# Задание 1:
Верни без изменений отрывок из текста о монголо-татарском нашествии: от «События, связанные с героической» до «бороться с Батыем.» включительно.
# Задание 2:
Кто, согласно тексту о монголо-татарском нашествии, отказал рязанцам в помощи?
# Задание 3:
Напиши, что идет дальше в тексте о монголо-татарском нашествии после его последнего предложения.

# Источник:
——
1   2   3   4   5   6   7   8   9   10   11

ПОВЕСТИ О МОНГОЛО – ТАТАРСКОМ НАШЕСТВИИ

В середине XIII столетия Русская земля подверглась нашествию монголов. Страшные полчища степных кочевников, объединенные Темучином — Чингиз-ханом, двинулись с Востока на Запад. В течение трех лет, с 1237 по 1240 г., русский народ вел мужественную борьбу с неисчислимыми силами врагов. Феодальная раздробленность Руси способствовала успеху завоевателей. «России,— писал А. С. Пуш­кин,— определено было высокое предназначение... Ее необозримые равнины поглотили силу монголов и остановили их нашествие на самом краю Европы; варвары не осмелились оставить у себя в тылу порабощен­ную Русь и возвратились на степи своего востока. Образующееся просвещение было спасено растерзанной и издыхающей Россией».

События, связанные с монголо-татарским нашествием, получили широкое отражение в литературе той поры.

16. «Повесть о приходе Батыя на Рязань». В 1237 г. основные силы Золотой Орды во главе с преемником Чингиз-хана Бату-ханом (Батыем) подо­шли к границам северо-восточной Руси. Первый удар степные кочев­ники нанесли Рязани, а затем был разгромлен Владимир.

События, связанные с героической защитой русским народом своей земли, получили яркое художественное отражение в «Повести и при­ходе Батыя на Рязань». Повесть дошла в составе летописных сводов XVI в. в тесной связи с циклом повестей о Николе Заразском. Она прославляет мужество и героизм защитников Рязани: князя Юрия Ингоревича, его братьев Давыда и Глеба и рязанской дружины — «удальцов-резвецов — достояния рязанского», славного богатыря Евпатия Коловрата. Причину поражения рязанцев автор усматривает в феодальной обособленности русских княжеств, в эгоистической поли­тике князей. Тщетно Юрий Ингоревич взывает к владимирскому князю Юрию Всеволодовичу — последний отказывает в помощи рязанцам, он решает самостоятельно бороться с Батыем.

Органически не связанными со всем содержанием повести явля­ются религиозно-мора­листические рассуждения о причинах гибели Рязани: попустительство божие, наказание за грехи. Эти рассуждения автора не могут заслонить главной причины — забвение владимирским великим князем интересов всей Русской земли.

«Повесть о приходе Батыя на Рязань» состоит из четырех частей: 1. Появление Батыя на границах Рязанской земли, посольство рязанцев к Батыю во главе с князем Федором, гибель Федора и его жены Евпраксии. 2. Героическая зашита Рязани Юрием Ингоревичем, гибель защитников и разорение Батыем Рязани. 3. Подвиг Евпатия Коловрата. 4. Обновление Рязани Ингварем Ингоревичем.
——
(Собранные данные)
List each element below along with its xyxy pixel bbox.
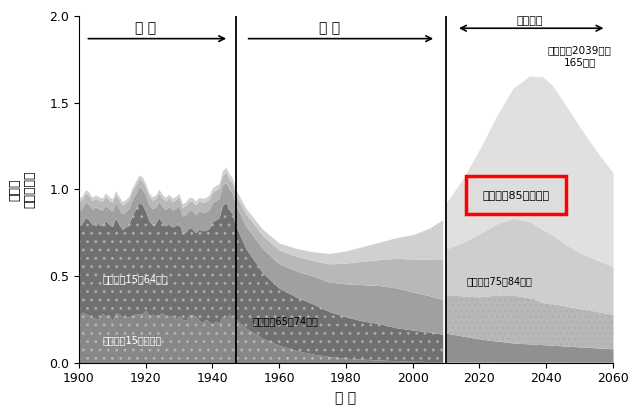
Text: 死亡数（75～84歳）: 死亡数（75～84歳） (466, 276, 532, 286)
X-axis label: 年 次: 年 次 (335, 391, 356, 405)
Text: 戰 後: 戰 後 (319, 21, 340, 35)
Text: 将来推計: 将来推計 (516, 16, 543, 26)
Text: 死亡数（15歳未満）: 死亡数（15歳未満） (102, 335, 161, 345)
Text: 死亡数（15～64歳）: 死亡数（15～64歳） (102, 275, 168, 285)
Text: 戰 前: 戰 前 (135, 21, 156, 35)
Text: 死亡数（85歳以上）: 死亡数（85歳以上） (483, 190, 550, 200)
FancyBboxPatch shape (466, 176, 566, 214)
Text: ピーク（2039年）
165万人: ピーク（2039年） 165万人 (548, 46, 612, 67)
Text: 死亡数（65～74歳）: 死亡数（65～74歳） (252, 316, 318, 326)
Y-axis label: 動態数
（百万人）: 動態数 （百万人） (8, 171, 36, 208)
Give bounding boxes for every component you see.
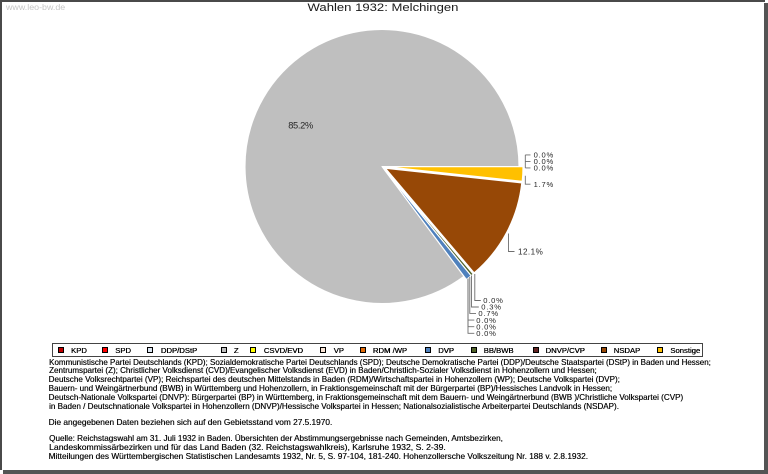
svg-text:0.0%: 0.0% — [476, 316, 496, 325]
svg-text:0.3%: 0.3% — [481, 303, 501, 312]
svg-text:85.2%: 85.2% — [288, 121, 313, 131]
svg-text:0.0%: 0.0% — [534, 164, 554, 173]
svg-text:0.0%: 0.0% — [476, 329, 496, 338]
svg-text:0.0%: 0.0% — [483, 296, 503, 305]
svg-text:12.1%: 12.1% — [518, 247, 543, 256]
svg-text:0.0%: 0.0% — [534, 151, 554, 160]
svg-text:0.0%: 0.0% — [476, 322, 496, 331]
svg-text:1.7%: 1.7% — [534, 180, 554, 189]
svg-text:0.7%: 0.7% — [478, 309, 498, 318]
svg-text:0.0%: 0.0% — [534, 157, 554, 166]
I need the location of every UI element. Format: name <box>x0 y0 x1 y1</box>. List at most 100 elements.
——
# Ответ 1:
События, связанные с героической защитой русским народом своей земли, получили яркое художественное отражение в «Повести и при­ходе Батыя на Рязань». Повесть дошла в составе летописных сводов XVI в. в тесной связи с циклом повестей о Николе Заразском. Она прославляет мужество и героизм защитников Рязани: князя Юрия Ингоревича, его братьев Давыда и Глеба и рязанской дружины — «удальцов-резвецов — достояния рязанского», славного богатыря Евпатия Коловрата. Причину поражения рязанцев автор усматривает в феодальной обособленности русских княжеств, в эгоистической поли­тике князей. Тщетно Юрий Ингоревич взывает к владимирскому князю Юрию Всеволодовичу — последний отказывает в помощи рязанцам, он решает самостоятельно бороться с Батыем.

# Ответ 2:
Владимирский князь Юрий Всеволодович.

# Ответ 3:
Героями первой части повести выступают сын Юрия Ингоревича рязанского князь Федор и его молодая супруга Евпраксия. Федор отправляется к царю Батыю во главе посольства. Он бесстрашно вступается за честь не только своей супруги, но и всех рязанских жен. Дерзко и со смехом бросает Федор вызов «нечестивому царю»: «Не полезно бо есть нам, христианам, тобе, нечестивому царю, водити жены своя на блуд. Аще нас приодолееши, то и женами нашими владети начнеши».

Гордый ответ русского князя вызывает ярость Батыя. По приказа­нию хана Федор и все посольство перебиты.

Горестная весть поражает молодую жену Федора княгиню Евпраксию. Она, стоя в превысоком своем тереме с малолетним сыном Иваном на руках, «...услыша таковыя смертоносный глаголы, и горести исполнены, и абие ринуся из превысокаго храма своего с сыном своим со князем Иваном на среду земли, и заразися (разбилась.— В. К.) до смерти». Так лаконично прославляется подвиг верности, мужества, силы суп­ружеской любви русской женщины.

Первая часть повести завершается горестным плачем Юрия Инго­ревича и всех рязанцев.

Вторая часть прославляет мужество и героизм рязанской дружины и ее князя Юрия Ингоревича. Он воодушевляет дружину мужественной речью: «Лутче нам смертию живота купити, нежели в поганой воли быти. Се бо я, брат ваш, напред вас изопью чашу смертную за святыа божиа церкви, и за веру христьянскую, и за отчину отца нашего великого князя Ингоря Святославича».

В этой речи героический мотив сочетается с религиозным призывом умереть «за божий церкви» и веру христианскую. Перед боем Юрий, как и подобает благочестивому человеку, молится Богу, принимает благословение епископа.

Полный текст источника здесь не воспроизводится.